[Spatial annotation entries]
◇ ◇ ◇ ◇ ◇

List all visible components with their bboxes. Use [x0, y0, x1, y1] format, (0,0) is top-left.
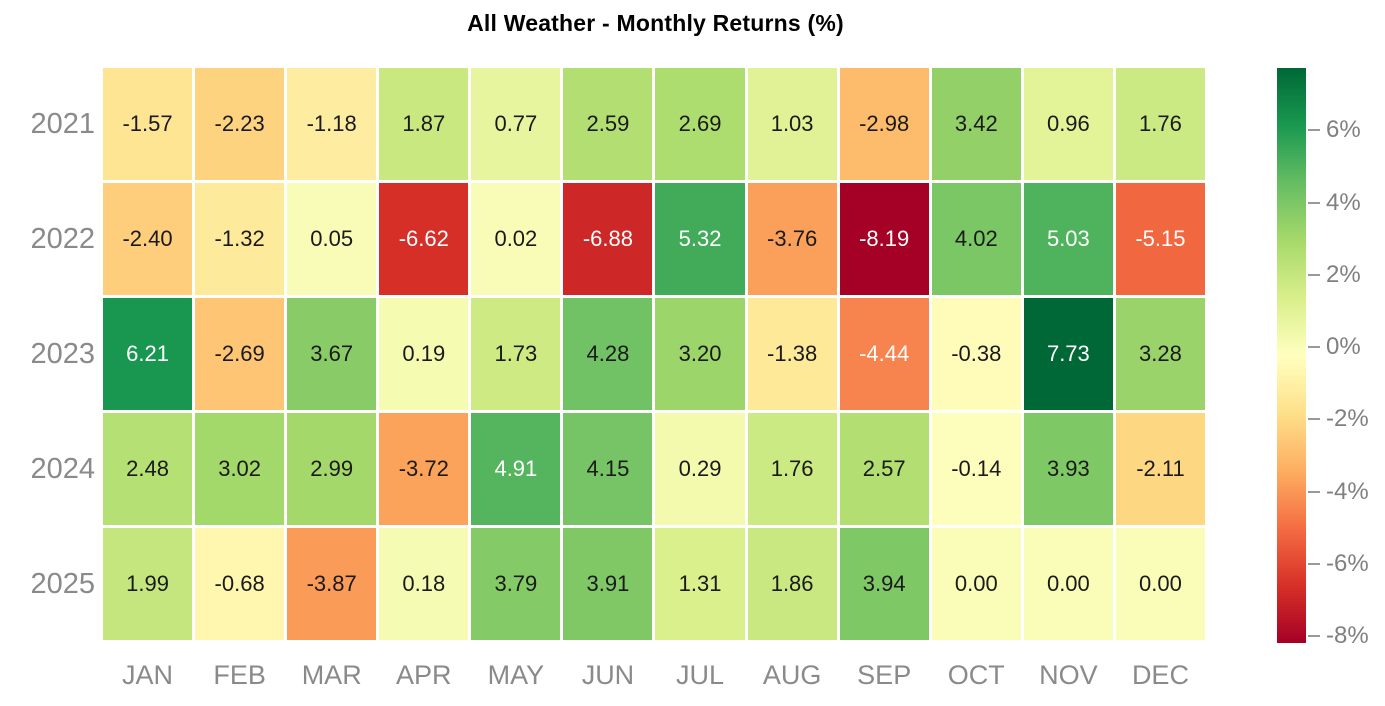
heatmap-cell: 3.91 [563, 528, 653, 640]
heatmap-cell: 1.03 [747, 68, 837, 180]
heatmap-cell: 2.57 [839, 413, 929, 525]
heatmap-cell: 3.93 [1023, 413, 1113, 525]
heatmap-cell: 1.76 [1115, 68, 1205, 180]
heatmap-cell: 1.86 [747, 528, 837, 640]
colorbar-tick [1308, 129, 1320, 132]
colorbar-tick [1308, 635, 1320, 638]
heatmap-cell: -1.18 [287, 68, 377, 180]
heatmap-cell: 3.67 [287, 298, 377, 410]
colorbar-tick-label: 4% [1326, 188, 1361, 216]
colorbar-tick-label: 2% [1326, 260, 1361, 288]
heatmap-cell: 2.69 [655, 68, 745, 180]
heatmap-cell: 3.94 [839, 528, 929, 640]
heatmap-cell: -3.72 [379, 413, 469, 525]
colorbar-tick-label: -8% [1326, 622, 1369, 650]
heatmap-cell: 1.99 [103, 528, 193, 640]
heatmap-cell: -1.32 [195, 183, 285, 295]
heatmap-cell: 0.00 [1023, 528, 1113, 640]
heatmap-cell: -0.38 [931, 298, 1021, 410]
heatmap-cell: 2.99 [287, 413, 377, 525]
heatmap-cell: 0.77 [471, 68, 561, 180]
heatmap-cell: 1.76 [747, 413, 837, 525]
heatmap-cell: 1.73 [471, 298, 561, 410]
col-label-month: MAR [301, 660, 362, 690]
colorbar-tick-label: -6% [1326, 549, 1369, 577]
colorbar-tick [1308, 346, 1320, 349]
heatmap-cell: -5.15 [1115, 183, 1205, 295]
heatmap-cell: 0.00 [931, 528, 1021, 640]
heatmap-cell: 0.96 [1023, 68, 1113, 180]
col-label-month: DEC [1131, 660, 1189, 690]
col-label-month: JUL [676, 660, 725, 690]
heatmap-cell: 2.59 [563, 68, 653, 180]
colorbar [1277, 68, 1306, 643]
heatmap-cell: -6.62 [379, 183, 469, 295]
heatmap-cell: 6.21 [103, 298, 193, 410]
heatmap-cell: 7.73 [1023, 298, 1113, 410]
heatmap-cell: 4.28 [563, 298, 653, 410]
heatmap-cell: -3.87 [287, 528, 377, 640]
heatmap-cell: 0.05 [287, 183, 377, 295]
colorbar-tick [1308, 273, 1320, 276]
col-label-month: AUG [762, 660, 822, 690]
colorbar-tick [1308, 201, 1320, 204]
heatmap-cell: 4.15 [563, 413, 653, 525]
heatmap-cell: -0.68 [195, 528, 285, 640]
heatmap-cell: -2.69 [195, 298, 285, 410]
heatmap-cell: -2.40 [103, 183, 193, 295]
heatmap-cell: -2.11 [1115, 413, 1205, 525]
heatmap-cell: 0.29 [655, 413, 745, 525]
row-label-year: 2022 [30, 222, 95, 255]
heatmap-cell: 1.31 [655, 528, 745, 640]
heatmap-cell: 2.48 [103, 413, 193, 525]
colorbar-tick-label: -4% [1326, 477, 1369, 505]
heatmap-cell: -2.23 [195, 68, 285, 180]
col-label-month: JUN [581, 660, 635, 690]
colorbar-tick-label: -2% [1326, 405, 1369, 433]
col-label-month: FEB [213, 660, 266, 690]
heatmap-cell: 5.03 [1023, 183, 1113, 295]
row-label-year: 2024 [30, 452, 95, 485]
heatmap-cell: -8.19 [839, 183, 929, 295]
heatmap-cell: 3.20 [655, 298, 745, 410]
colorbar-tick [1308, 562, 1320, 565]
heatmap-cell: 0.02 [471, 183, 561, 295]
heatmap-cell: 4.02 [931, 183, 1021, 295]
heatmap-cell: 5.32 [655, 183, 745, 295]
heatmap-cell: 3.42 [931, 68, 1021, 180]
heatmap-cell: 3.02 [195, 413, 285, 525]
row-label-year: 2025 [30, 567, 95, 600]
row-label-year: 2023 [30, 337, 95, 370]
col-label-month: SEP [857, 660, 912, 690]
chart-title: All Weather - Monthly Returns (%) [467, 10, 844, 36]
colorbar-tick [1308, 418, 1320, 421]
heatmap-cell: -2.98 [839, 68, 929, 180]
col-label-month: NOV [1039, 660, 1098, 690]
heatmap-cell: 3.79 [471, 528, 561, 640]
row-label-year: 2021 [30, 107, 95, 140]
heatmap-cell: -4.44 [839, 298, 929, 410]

◇ ◇ ◇ ◇ ◇

§ **Direction**
Please transcribe all the rows above line by line without changing anything, and leave the pictures out.

§ **Output for this exercise**
List all visible components with their bboxes. Use [x0, y0, x1, y1] format, (0,0) is top-left.
heatmap-cell: 3.91 [563, 528, 653, 640]
heatmap-cell: 1.03 [747, 68, 837, 180]
heatmap-cell: 2.57 [839, 413, 929, 525]
heatmap-cell: 3.93 [1023, 413, 1113, 525]
heatmap-cell: 1.76 [1115, 68, 1205, 180]
heatmap-cell: 1.86 [747, 528, 837, 640]
colorbar-tick [1308, 129, 1320, 132]
colorbar-tick [1308, 635, 1320, 638]
heatmap-cell: -1.18 [287, 68, 377, 180]
heatmap-cell: 3.67 [287, 298, 377, 410]
colorbar-tick-label: 4% [1326, 188, 1361, 216]
colorbar-tick-label: 2% [1326, 260, 1361, 288]
heatmap-cell: 2.69 [655, 68, 745, 180]
heatmap-cell: 3.94 [839, 528, 929, 640]
heatmap-cell: -3.72 [379, 413, 469, 525]
colorbar-tick-label: -8% [1326, 622, 1369, 650]
heatmap-cell: 1.99 [103, 528, 193, 640]
heatmap-cell: -1.32 [195, 183, 285, 295]
heatmap-cell: 0.00 [1023, 528, 1113, 640]
heatmap-cell: -0.38 [931, 298, 1021, 410]
heatmap-cell: 2.99 [287, 413, 377, 525]
heatmap-cell: 0.77 [471, 68, 561, 180]
heatmap-cell: 1.76 [747, 413, 837, 525]
heatmap-cell: 1.73 [471, 298, 561, 410]
col-label-month: MAR [301, 660, 362, 690]
colorbar-tick-label: -6% [1326, 549, 1369, 577]
colorbar-tick [1308, 346, 1320, 349]
heatmap-cell: -5.15 [1115, 183, 1205, 295]
heatmap-cell: 0.00 [931, 528, 1021, 640]
heatmap-cell: 0.96 [1023, 68, 1113, 180]
col-label-month: DEC [1131, 660, 1189, 690]
col-label-month: JUL [676, 660, 725, 690]
heatmap-cell: 2.59 [563, 68, 653, 180]
colorbar [1277, 68, 1306, 643]
heatmap-cell: -6.62 [379, 183, 469, 295]
heatmap-cell: 6.21 [103, 298, 193, 410]
heatmap-cell: 7.73 [1023, 298, 1113, 410]
heatmap-cell: 4.28 [563, 298, 653, 410]
heatmap-cell: -3.87 [287, 528, 377, 640]
heatmap-cell: 0.05 [287, 183, 377, 295]
colorbar-tick [1308, 273, 1320, 276]
col-label-month: AUG [762, 660, 822, 690]
colorbar-tick [1308, 201, 1320, 204]
heatmap-cell: 4.15 [563, 413, 653, 525]
heatmap-cell: -0.68 [195, 528, 285, 640]
heatmap-cell: -2.69 [195, 298, 285, 410]
heatmap-cell: -2.40 [103, 183, 193, 295]
heatmap-cell: -2.11 [1115, 413, 1205, 525]
heatmap-cell: 0.29 [655, 413, 745, 525]
row-label-year: 2022 [30, 222, 95, 255]
heatmap-cell: 1.31 [655, 528, 745, 640]
heatmap-cell: 2.48 [103, 413, 193, 525]
colorbar-tick-label: -4% [1326, 477, 1369, 505]
heatmap-cell: -2.23 [195, 68, 285, 180]
col-label-month: JUN [581, 660, 635, 690]
colorbar-tick-label: -2% [1326, 405, 1369, 433]
col-label-month: FEB [213, 660, 266, 690]
heatmap-cell: 5.03 [1023, 183, 1113, 295]
row-label-year: 2024 [30, 452, 95, 485]
heatmap-cell: -8.19 [839, 183, 929, 295]
heatmap-cell: 3.20 [655, 298, 745, 410]
colorbar-tick [1308, 562, 1320, 565]
heatmap-cell: 0.02 [471, 183, 561, 295]
heatmap-cell: 4.02 [931, 183, 1021, 295]
heatmap-cell: 5.32 [655, 183, 745, 295]
heatmap-cell: 3.42 [931, 68, 1021, 180]
heatmap-cell: 3.02 [195, 413, 285, 525]
row-label-year: 2025 [30, 567, 95, 600]
row-label-year: 2023 [30, 337, 95, 370]
col-label-month: SEP [857, 660, 912, 690]
chart-title: All Weather - Monthly Returns (%) [467, 10, 844, 36]
colorbar-tick [1308, 418, 1320, 421]
heatmap-cell: -2.98 [839, 68, 929, 180]
col-label-month: NOV [1039, 660, 1098, 690]
heatmap-cell: 3.79 [471, 528, 561, 640]
row-label-year: 2021 [30, 107, 95, 140]
heatmap-cell: -4.44 [839, 298, 929, 410]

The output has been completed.